▶ _Given problem_
Repeat the material verbatim and drop the pictures.

▶ _Given data_
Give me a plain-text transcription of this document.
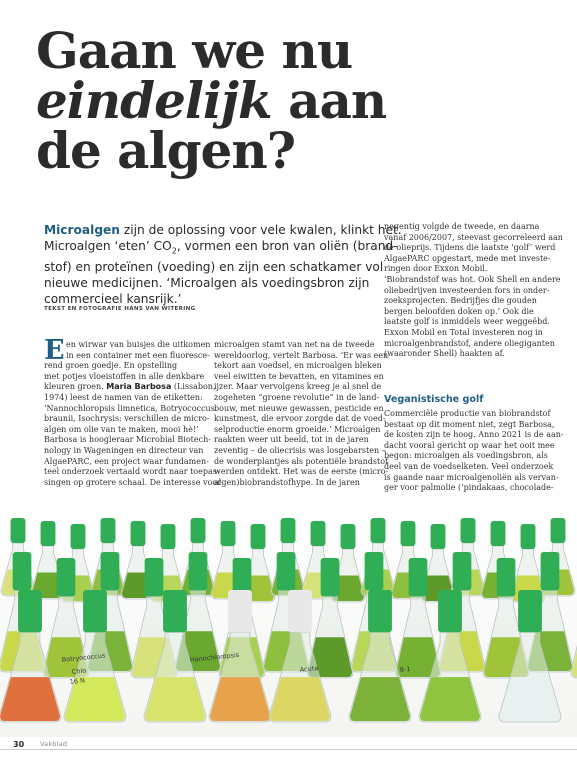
Gaan we nu
eindelijk aan
de algen?
Microalgen zijn de oplossing voor vele kwalen, klinkt het.
Microalgen ‘eten’ $CO_2$, vormen een bron van oliën (brand-
stof) en proteïnen (voeding) en zijn een schatkamer vol
nieuwe medicijnen. ‘Microalgen als voedingsbron zijn
commercieel kansrijk.’
TEKST EN FOTOGRAFIE HANS VAN WITERING
E en wirwar van buisjes die uitkomen
in een container met een fluoresce-
rend groen goedje. En opstelling
met potjes vloeistoffen in alle denkbare
kleuren groen. Maria Barbosa (Lissabon,
1974) leest de namen van de etiketten:
‘Nannochloropsis limnetica, Botryococcus
braunii, Isochrysis: verschillen de micro-
algen om olie van te maken, mooi hè!’
Barbosa is hoogleraar Microbial Biotech-
nology in Wageningen en directeur van
AlgaePARC, een project waar fundamen-
teel onderzoek vertaald wordt naar toepas-
singen op grotere schaal. De interesse voor
microalgen stamt van net na de tweede
wereldoorlog, vertelt Barbosa. ‘Er was een
tekort aan voedsel, en microalgen bleken
veel eiwitten te bevatten, en vitamines en
ijzer. Maar vervolgens kreeg je al snel de
zogeheten “groene revolutie” in de land-
bouw, met nieuwe gewassen, pesticide en
kunstmest, die ervoor zorgde dat de voed-
selproductie enorm groeide.’ Microalgen
raakten weer uit beeld, tot in de jaren
zeventig – de oliecrisis was losgebarsten –
de wonderplantjes als potentiële brandstof
werden ontdekt. Het was de eerste (micro-
algen)biobrandstofhype. In de jaren
negentig volgde de tweede, en daarna
vanaf 2006/2007, steevast gecorreleerd aan
de olieprijs. Tijdens die laatste ‘golf’ werd
AlgaePARC opgestart, mede met investe-
ringen door Exxon Mobil.
‘Biobrandstof was hot. Ook Shell en andere
oliebedrijven investeerden fors in onder-
zoeksprojecten. Bedrijfjes die gouden
bergen beloofden doken op.’ Ook die
laatste golf is inmiddels weer weggeëbd.
Exxon Mobil en Total investeren nog in
microalgenbrandstof, andere oliegiganten
(waaronder Shell) haakten af.
Veganistische golf
Commerciële productie van biobrandstof
bestaat op dit moment niet, zegt Barbosa,
de kosten zijn te hoog. Anno 2021 is de aan-
dacht vooral gericht op waar het ooit mee
begon: microalgen als voedingsbron, als
deel van de voedselketen. Veel onderzoek
is gaande naar microalgenoliën als vervan-
ger voor palmolie (‘pindakaas, chocolade-
Botryococcus	Hanochloropsis
Chlo
16 N
Acuta	8-1
30 Vakblad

▶ _Expected answer_
Give me a plain-text transcription of this document.
Gaan we nu
eindelijk aan
de algen?
Microalgen zijn de oplossing voor vele kwalen, klinkt het.
Microalgen ‘eten’ $CO_2$, vormen een bron van oliën (brand-
stof) en proteïnen (voeding) en zijn een schatkamer vol
nieuwe medicijnen. ‘Microalgen als voedingsbron zijn
commercieel kansrijk.’
TEKST EN FOTOGRAFIE HANS VAN WITERING
E en wirwar van buisjes die uitkomen
in een container met een fluoresce-
rend groen goedje. En opstelling
met potjes vloeistoffen in alle denkbare
kleuren groen. Maria Barbosa (Lissabon,
1974) leest de namen van de etiketten:
‘Nannochloropsis limnetica, Botryococcus
braunii, Isochrysis: verschillen de micro-
algen om olie van te maken, mooi hè!’
Barbosa is hoogleraar Microbial Biotech-
nology in Wageningen en directeur van
AlgaePARC, een project waar fundamen-
teel onderzoek vertaald wordt naar toepas-
singen op grotere schaal. De interesse voor
microalgen stamt van net na de tweede
wereldoorlog, vertelt Barbosa. ‘Er was een
tekort aan voedsel, en microalgen bleken
veel eiwitten te bevatten, en vitamines en
ijzer. Maar vervolgens kreeg je al snel de
zogeheten “groene revolutie” in de land-
bouw, met nieuwe gewassen, pesticide en
kunstmest, die ervoor zorgde dat de voed-
selproductie enorm groeide.’ Microalgen
raakten weer uit beeld, tot in de jaren
zeventig – de oliecrisis was losgebarsten –
de wonderplantjes als potentiële brandstof
werden ontdekt. Het was de eerste (micro-
algen)biobrandstofhype. In de jaren
negentig volgde de tweede, en daarna
vanaf 2006/2007, steevast gecorreleerd aan
de olieprijs. Tijdens die laatste ‘golf’ werd
AlgaePARC opgestart, mede met investe-
ringen door Exxon Mobil.
‘Biobrandstof was hot. Ook Shell en andere
oliebedrijven investeerden fors in onder-
zoeksprojecten. Bedrijfjes die gouden
bergen beloofden doken op.’ Ook die
laatste golf is inmiddels weer weggeëbd.
Exxon Mobil en Total investeren nog in
microalgenbrandstof, andere oliegiganten
(waaronder Shell) haakten af.
Veganistische golf
Commerciële productie van biobrandstof
bestaat op dit moment niet, zegt Barbosa,
de kosten zijn te hoog. Anno 2021 is de aan-
dacht vooral gericht op waar het ooit mee
begon: microalgen als voedingsbron, als
deel van de voedselketen. Veel onderzoek
is gaande naar microalgenoliën als vervan-
ger voor palmolie (‘pindakaas, chocolade-
Botryococcus	Hanochloropsis
Chlo
16 N
Acuta	8-1
30 Vakblad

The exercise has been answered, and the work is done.